### YOUR OBJECTIVE
Reproduce each line bearing the word "meiner".

### RECORDS PROVIDED
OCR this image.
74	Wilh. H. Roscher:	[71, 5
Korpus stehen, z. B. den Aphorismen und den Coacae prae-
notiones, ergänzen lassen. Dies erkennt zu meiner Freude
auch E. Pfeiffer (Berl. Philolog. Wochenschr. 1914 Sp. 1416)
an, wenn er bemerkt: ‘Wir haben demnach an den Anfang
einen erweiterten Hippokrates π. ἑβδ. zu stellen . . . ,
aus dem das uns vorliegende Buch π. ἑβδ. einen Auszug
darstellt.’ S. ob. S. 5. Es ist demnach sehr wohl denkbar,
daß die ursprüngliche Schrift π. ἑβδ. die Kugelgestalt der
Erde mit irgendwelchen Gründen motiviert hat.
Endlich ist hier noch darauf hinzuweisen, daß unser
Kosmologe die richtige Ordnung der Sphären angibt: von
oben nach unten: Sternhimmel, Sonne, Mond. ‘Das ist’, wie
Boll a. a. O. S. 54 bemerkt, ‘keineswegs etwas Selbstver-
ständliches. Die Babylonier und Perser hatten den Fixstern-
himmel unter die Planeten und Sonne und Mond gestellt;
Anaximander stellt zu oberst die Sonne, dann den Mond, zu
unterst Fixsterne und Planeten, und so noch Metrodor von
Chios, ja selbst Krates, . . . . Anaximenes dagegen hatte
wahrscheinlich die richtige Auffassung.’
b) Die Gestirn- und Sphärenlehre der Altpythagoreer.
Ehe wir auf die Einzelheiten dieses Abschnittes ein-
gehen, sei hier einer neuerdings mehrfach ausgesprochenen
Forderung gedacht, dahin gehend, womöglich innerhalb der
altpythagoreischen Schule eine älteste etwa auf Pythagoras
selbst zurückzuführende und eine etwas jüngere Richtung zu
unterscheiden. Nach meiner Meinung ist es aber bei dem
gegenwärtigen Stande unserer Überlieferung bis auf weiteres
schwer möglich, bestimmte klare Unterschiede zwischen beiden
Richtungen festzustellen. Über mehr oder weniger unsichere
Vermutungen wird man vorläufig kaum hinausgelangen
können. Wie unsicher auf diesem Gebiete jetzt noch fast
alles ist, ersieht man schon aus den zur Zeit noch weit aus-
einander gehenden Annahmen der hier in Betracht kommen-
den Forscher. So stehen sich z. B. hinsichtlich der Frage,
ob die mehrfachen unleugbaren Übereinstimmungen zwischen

### RESPONSE TO THIS EXERCISE
notiones, ergänzen lassen. Dies erkennt zu meiner Freude
unterscheiden. Nach meiner Meinung ist es aber bei dem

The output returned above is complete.